Rewrite all of the records below, changing every "schema-item" to "schema-entry" and keeping everything else the same. Omit the pictures.

Data shown
══════════════════════════════
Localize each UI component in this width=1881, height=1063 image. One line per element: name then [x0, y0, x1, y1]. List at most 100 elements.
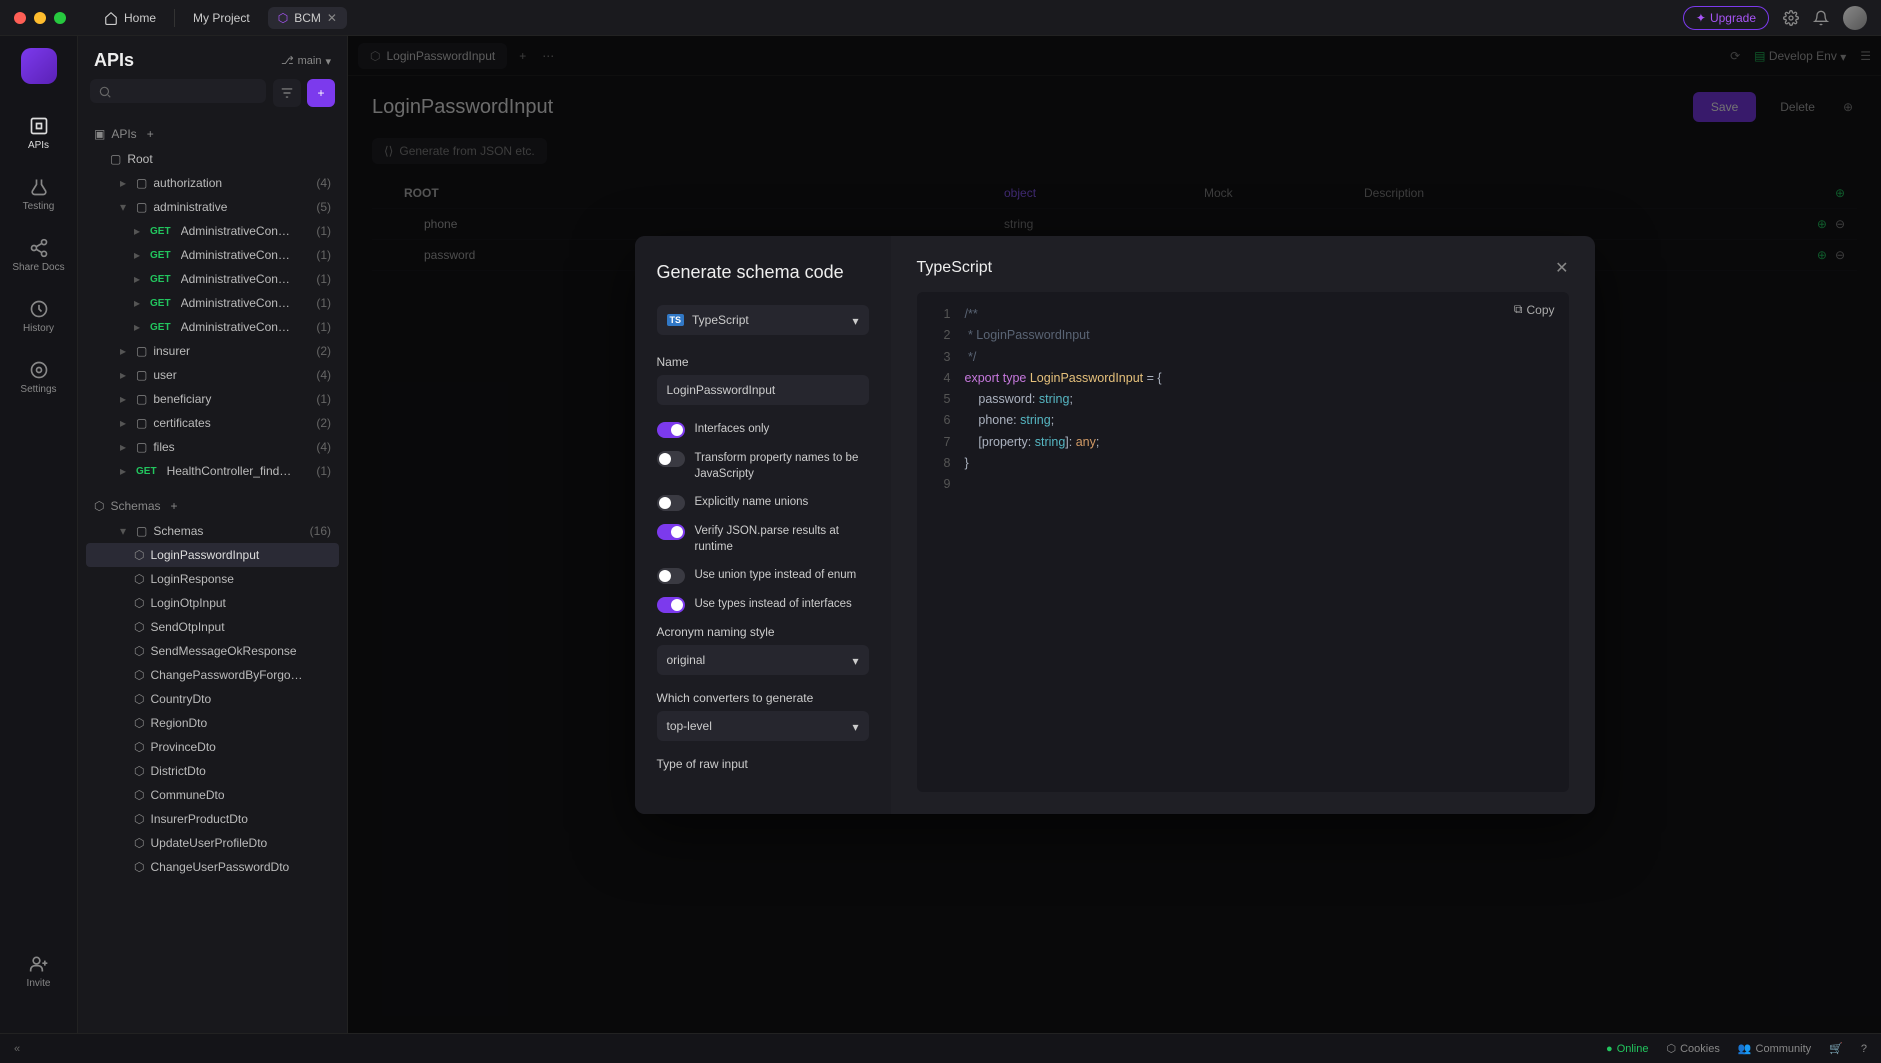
- typescript-icon: TS: [667, 314, 685, 326]
- close-tab-button[interactable]: ✕: [327, 11, 337, 25]
- branch-selector[interactable]: ⎇ main ▾: [281, 54, 331, 67]
- schema-item[interactable]: ⬡LoginResponse: [86, 567, 339, 591]
- acronym-value: original: [667, 653, 706, 667]
- schema-item[interactable]: ⬡ChangeUserPasswordDto: [86, 855, 339, 879]
- help-icon[interactable]: ?: [1861, 1043, 1867, 1055]
- folder-certificates[interactable]: ▸▢certificates (2): [86, 411, 339, 435]
- toggle-label: Transform property names to be JavaScrip…: [695, 450, 869, 482]
- folder-user[interactable]: ▸▢user (4): [86, 363, 339, 387]
- rail-apis[interactable]: APIs: [0, 112, 77, 155]
- folder-beneficiary[interactable]: ▸▢beneficiary (1): [86, 387, 339, 411]
- converters-select[interactable]: top-level ▾: [657, 711, 869, 741]
- language-select[interactable]: TS TypeScript ▾: [657, 305, 869, 335]
- apis-icon: [29, 116, 49, 136]
- copy-button[interactable]: ⧉ Copy: [1514, 302, 1555, 317]
- add-button[interactable]: +: [307, 79, 335, 107]
- window-controls: [14, 12, 66, 24]
- modal-options-panel: Generate schema code TS TypeScript ▾ Nam…: [635, 236, 891, 814]
- toggle-switch[interactable]: [657, 451, 685, 467]
- chevron-down-icon: ▾: [852, 720, 858, 734]
- schema-item[interactable]: ⬡SendMessageOkResponse: [86, 639, 339, 663]
- toggle-switch[interactable]: [657, 524, 685, 540]
- project-tab[interactable]: ⬡ BCM ✕: [268, 7, 347, 29]
- close-modal-button[interactable]: ✕: [1555, 258, 1568, 278]
- community-link[interactable]: 👥 Community: [1738, 1042, 1811, 1055]
- endpoint-item[interactable]: ▸GETHealthController_find… (1): [86, 459, 339, 483]
- upgrade-button[interactable]: ✦ Upgrade: [1683, 6, 1769, 30]
- toggle-switch[interactable]: [657, 568, 685, 584]
- search-input[interactable]: [90, 79, 266, 103]
- nav-rail: APIs Testing Share Docs History Settings…: [0, 36, 78, 1033]
- app-logo[interactable]: [21, 48, 57, 84]
- cookies-button[interactable]: ⬡ Cookies: [1666, 1042, 1719, 1055]
- rail-invite[interactable]: Invite: [0, 950, 77, 993]
- modal-title: Generate schema code: [657, 262, 869, 283]
- filter-button[interactable]: [273, 79, 301, 107]
- schema-item[interactable]: ⬡CountryDto: [86, 687, 339, 711]
- endpoint-item[interactable]: ▸GETAdministrativeCon… (1): [86, 243, 339, 267]
- folder-insurer[interactable]: ▸▢insurer (2): [86, 339, 339, 363]
- schema-item[interactable]: ⬡CommuneDto: [86, 783, 339, 807]
- code-language: TypeScript: [917, 259, 993, 277]
- endpoint-item[interactable]: ▸GETAdministrativeCon… (1): [86, 219, 339, 243]
- maximize-window[interactable]: [54, 12, 66, 24]
- rail-settings-label: Settings: [20, 384, 56, 395]
- rail-history[interactable]: History: [0, 295, 77, 338]
- main-area: APIs Testing Share Docs History Settings…: [0, 36, 1881, 1033]
- name-input[interactable]: [657, 375, 869, 405]
- toggle-row: Transform property names to be JavaScrip…: [657, 450, 869, 482]
- name-label: Name: [657, 355, 869, 369]
- minimize-window[interactable]: [34, 12, 46, 24]
- schema-item[interactable]: ⬡InsurerProductDto: [86, 807, 339, 831]
- bell-icon[interactable]: [1813, 10, 1829, 26]
- collapse-sidebar-button[interactable]: «: [14, 1043, 20, 1055]
- schema-item[interactable]: ⬡ChangePasswordByForgo…: [86, 663, 339, 687]
- modal-code-panel: TypeScript ✕ ⧉ Copy 1/**2 * LoginPasswor…: [891, 236, 1595, 814]
- toggle-switch[interactable]: [657, 495, 685, 511]
- schema-item[interactable]: ⬡LoginOtpInput: [86, 591, 339, 615]
- toggle-label: Explicitly name unions: [695, 494, 809, 510]
- rail-testing[interactable]: Testing: [0, 173, 77, 216]
- project-label: My Project: [193, 11, 250, 25]
- cart-icon[interactable]: 🛒: [1829, 1042, 1843, 1055]
- home-link[interactable]: Home: [96, 7, 164, 29]
- root-folder[interactable]: ▢Root: [86, 147, 339, 171]
- cookie-icon: ⬡: [1666, 1042, 1676, 1055]
- toggle-label: Verify JSON.parse results at runtime: [695, 523, 869, 555]
- gear-icon[interactable]: [1783, 10, 1799, 26]
- endpoint-item[interactable]: ▸GETAdministrativeCon… (1): [86, 315, 339, 339]
- rail-share[interactable]: Share Docs: [0, 234, 77, 277]
- folder-administrative[interactable]: ▾▢administrative (5): [86, 195, 339, 219]
- modal-overlay[interactable]: Generate schema code TS TypeScript ▾ Nam…: [348, 36, 1881, 1033]
- schema-item[interactable]: ⬡RegionDto: [86, 711, 339, 735]
- schema-item[interactable]: ⬡ProvinceDto: [86, 735, 339, 759]
- close-window[interactable]: [14, 12, 26, 24]
- schema-item[interactable]: ⬡DistrictDto: [86, 759, 339, 783]
- schemas-section[interactable]: ⬡ Schemas +: [86, 493, 339, 519]
- project-link[interactable]: My Project: [185, 7, 258, 29]
- acronym-label: Acronym naming style: [657, 625, 869, 639]
- sparkle-icon: ✦: [1696, 11, 1706, 25]
- online-status[interactable]: ● Online: [1606, 1043, 1648, 1055]
- apis-section[interactable]: ▣ APIs +: [86, 121, 339, 147]
- endpoint-item[interactable]: ▸GETAdministrativeCon… (1): [86, 291, 339, 315]
- endpoint-item[interactable]: ▸GETAdministrativeCon… (1): [86, 267, 339, 291]
- upgrade-label: Upgrade: [1710, 11, 1756, 25]
- acronym-select[interactable]: original ▾: [657, 645, 869, 675]
- separator: [174, 9, 175, 27]
- folder-authorization[interactable]: ▸▢authorization (4): [86, 171, 339, 195]
- code-line: 6 phone: string;: [931, 410, 1555, 431]
- schema-item[interactable]: ⬡UpdateUserProfileDto: [86, 831, 339, 855]
- schemas-folder[interactable]: ▾▢Schemas (16): [86, 519, 339, 543]
- folder-files[interactable]: ▸▢files (4): [86, 435, 339, 459]
- code-content[interactable]: 1/**2 * LoginPasswordInput3 */4export ty…: [931, 304, 1555, 495]
- schema-item[interactable]: ⬡SendOtpInput: [86, 615, 339, 639]
- toggle-switch[interactable]: [657, 597, 685, 613]
- titlebar: Home My Project ⬡ BCM ✕ ✦ Upgrade: [0, 0, 1881, 36]
- sidebar-tree: ▣ APIs +▢Root▸▢authorization (4)▾▢admini…: [78, 117, 347, 899]
- rail-settings[interactable]: Settings: [0, 356, 77, 399]
- schema-item[interactable]: ⬡LoginPasswordInput: [86, 543, 339, 567]
- toggle-switch[interactable]: [657, 422, 685, 438]
- user-avatar[interactable]: [1843, 6, 1867, 30]
- home-icon: [104, 11, 118, 25]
══════════════════════════════
Output of the task
Localize each UI component in this width=1881, height=1063 image. One line per element: name then [x0, y0, x1, y1]. List at most 100 elements.
- typescript-icon: TS: [667, 314, 685, 326]
- close-tab-button[interactable]: ✕: [327, 11, 337, 25]
- branch-selector[interactable]: ⎇ main ▾: [281, 54, 331, 67]
- schema-entry[interactable]: ⬡LoginResponse: [86, 567, 339, 591]
- acronym-value: original: [667, 653, 706, 667]
- schema-entry[interactable]: ⬡ChangeUserPasswordDto: [86, 855, 339, 879]
- help-icon[interactable]: ?: [1861, 1043, 1867, 1055]
- folder-certificates[interactable]: ▸▢certificates (2): [86, 411, 339, 435]
- toggle-label: Transform property names to be JavaScrip…: [695, 450, 869, 482]
- folder-user[interactable]: ▸▢user (4): [86, 363, 339, 387]
- rail-apis[interactable]: APIs: [0, 112, 77, 155]
- folder-beneficiary[interactable]: ▸▢beneficiary (1): [86, 387, 339, 411]
- converters-select[interactable]: top-level ▾: [657, 711, 869, 741]
- language-select[interactable]: TS TypeScript ▾: [657, 305, 869, 335]
- apis-icon: [29, 116, 49, 136]
- copy-button[interactable]: ⧉ Copy: [1514, 302, 1555, 317]
- add-button[interactable]: +: [307, 79, 335, 107]
- window-controls: [14, 12, 66, 24]
- modal-options-panel: Generate schema code TS TypeScript ▾ Nam…: [635, 236, 891, 814]
- toggle-switch[interactable]: [657, 451, 685, 467]
- chevron-down-icon: ▾: [852, 720, 858, 734]
- schema-entry[interactable]: ⬡SendMessageOkResponse: [86, 639, 339, 663]
- toggle-switch[interactable]: [657, 524, 685, 540]
- project-tab[interactable]: ⬡ BCM ✕: [268, 7, 347, 29]
- close-modal-button[interactable]: ✕: [1555, 258, 1568, 278]
- community-link[interactable]: 👥 Community: [1738, 1042, 1811, 1055]
- endpoint-item[interactable]: ▸GETHealthController_find… (1): [86, 459, 339, 483]
- upgrade-button[interactable]: ✦ Upgrade: [1683, 6, 1769, 30]
- toggle-switch[interactable]: [657, 568, 685, 584]
- search-input[interactable]: [90, 79, 266, 103]
- nav-rail: APIs Testing Share Docs History Settings…: [0, 36, 78, 1033]
- app-logo[interactable]: [21, 48, 57, 84]
- cookies-button[interactable]: ⬡ Cookies: [1666, 1042, 1719, 1055]
- rail-invite[interactable]: Invite: [0, 950, 77, 993]
- modal-title: Generate schema code: [657, 262, 869, 283]
- filter-button[interactable]: [273, 79, 301, 107]
- schema-entry[interactable]: ⬡CountryDto: [86, 687, 339, 711]
- endpoint-item[interactable]: ▸GETAdministrativeCon… (1): [86, 243, 339, 267]
- folder-insurer[interactable]: ▸▢insurer (2): [86, 339, 339, 363]
- schema-entry[interactable]: ⬡CommuneDto: [86, 783, 339, 807]
- code-language: TypeScript: [917, 259, 993, 277]
- endpoint-item[interactable]: ▸GETAdministrativeCon… (1): [86, 219, 339, 243]
- maximize-window[interactable]: [54, 12, 66, 24]
- rail-settings-label: Settings: [20, 384, 56, 395]
- rail-history[interactable]: History: [0, 295, 77, 338]
- main-area: APIs Testing Share Docs History Settings…: [0, 36, 1881, 1033]
- name-input[interactable]: [657, 375, 869, 405]
- toggle-row: Transform property names to be JavaScrip…: [657, 450, 869, 482]
- name-label: Name: [657, 355, 869, 369]
- minimize-window[interactable]: [34, 12, 46, 24]
- schema-entry[interactable]: ⬡InsurerProductDto: [86, 807, 339, 831]
- bell-icon[interactable]: [1813, 10, 1829, 26]
- collapse-sidebar-button[interactable]: «: [14, 1043, 20, 1055]
- schema-entry[interactable]: ⬡ChangePasswordByForgo…: [86, 663, 339, 687]
- modal-code-panel: TypeScript ✕ ⧉ Copy 1/**2 * LoginPasswor…: [891, 236, 1595, 814]
- toggle-switch[interactable]: [657, 495, 685, 511]
- schema-entry[interactable]: ⬡LoginOtpInput: [86, 591, 339, 615]
- toggle-label: Explicitly name unions: [695, 494, 809, 510]
- rail-testing[interactable]: Testing: [0, 173, 77, 216]
- project-label: My Project: [193, 11, 250, 25]
- cart-icon[interactable]: 🛒: [1829, 1042, 1843, 1055]
- home-link[interactable]: Home: [96, 7, 164, 29]
- root-folder[interactable]: ▢Root: [86, 147, 339, 171]
- cookie-icon: ⬡: [1666, 1042, 1676, 1055]
- toggle-label: Verify JSON.parse results at runtime: [695, 523, 869, 555]
- gear-icon[interactable]: [1783, 10, 1799, 26]
- endpoint-item[interactable]: ▸GETAdministrativeCon… (1): [86, 315, 339, 339]
- rail-share[interactable]: Share Docs: [0, 234, 77, 277]
- folder-administrative[interactable]: ▾▢administrative (5): [86, 195, 339, 219]
- modal-overlay[interactable]: Generate schema code TS TypeScript ▾ Nam…: [348, 36, 1881, 1033]
- schema-entry[interactable]: ⬡RegionDto: [86, 711, 339, 735]
- schema-entry[interactable]: ⬡ProvinceDto: [86, 735, 339, 759]
- close-window[interactable]: [14, 12, 26, 24]
- schema-entry[interactable]: ⬡DistrictDto: [86, 759, 339, 783]
- schemas-section[interactable]: ⬡ Schemas +: [86, 493, 339, 519]
- project-link[interactable]: My Project: [185, 7, 258, 29]
- acronym-label: Acronym naming style: [657, 625, 869, 639]
- sparkle-icon: ✦: [1696, 11, 1706, 25]
- online-status[interactable]: ● Online: [1606, 1043, 1648, 1055]
- apis-section[interactable]: ▣ APIs +: [86, 121, 339, 147]
- endpoint-item[interactable]: ▸GETAdministrativeCon… (1): [86, 291, 339, 315]
- endpoint-item[interactable]: ▸GETAdministrativeCon… (1): [86, 267, 339, 291]
- upgrade-label: Upgrade: [1710, 11, 1756, 25]
- acronym-select[interactable]: original ▾: [657, 645, 869, 675]
- separator: [174, 9, 175, 27]
- folder-authorization[interactable]: ▸▢authorization (4): [86, 171, 339, 195]
- code-line: 6 phone: string;: [931, 410, 1555, 431]
- schema-entry[interactable]: ⬡UpdateUserProfileDto: [86, 831, 339, 855]
- schemas-folder[interactable]: ▾▢Schemas (16): [86, 519, 339, 543]
- folder-files[interactable]: ▸▢files (4): [86, 435, 339, 459]
- code-content[interactable]: 1/**2 * LoginPasswordInput3 */4export ty…: [931, 304, 1555, 495]
- schema-entry[interactable]: ⬡SendOtpInput: [86, 615, 339, 639]
- toggle-switch[interactable]: [657, 597, 685, 613]
- titlebar: Home My Project ⬡ BCM ✕ ✦ Upgrade: [0, 0, 1881, 36]
- sidebar-tree: ▣ APIs +▢Root▸▢authorization (4)▾▢admini…: [78, 117, 347, 899]
- rail-settings[interactable]: Settings: [0, 356, 77, 399]
- schema-entry[interactable]: ⬡LoginPasswordInput: [86, 543, 339, 567]
- toggle-switch[interactable]: [657, 422, 685, 438]
- user-avatar[interactable]: [1843, 6, 1867, 30]
- home-icon: [104, 11, 118, 25]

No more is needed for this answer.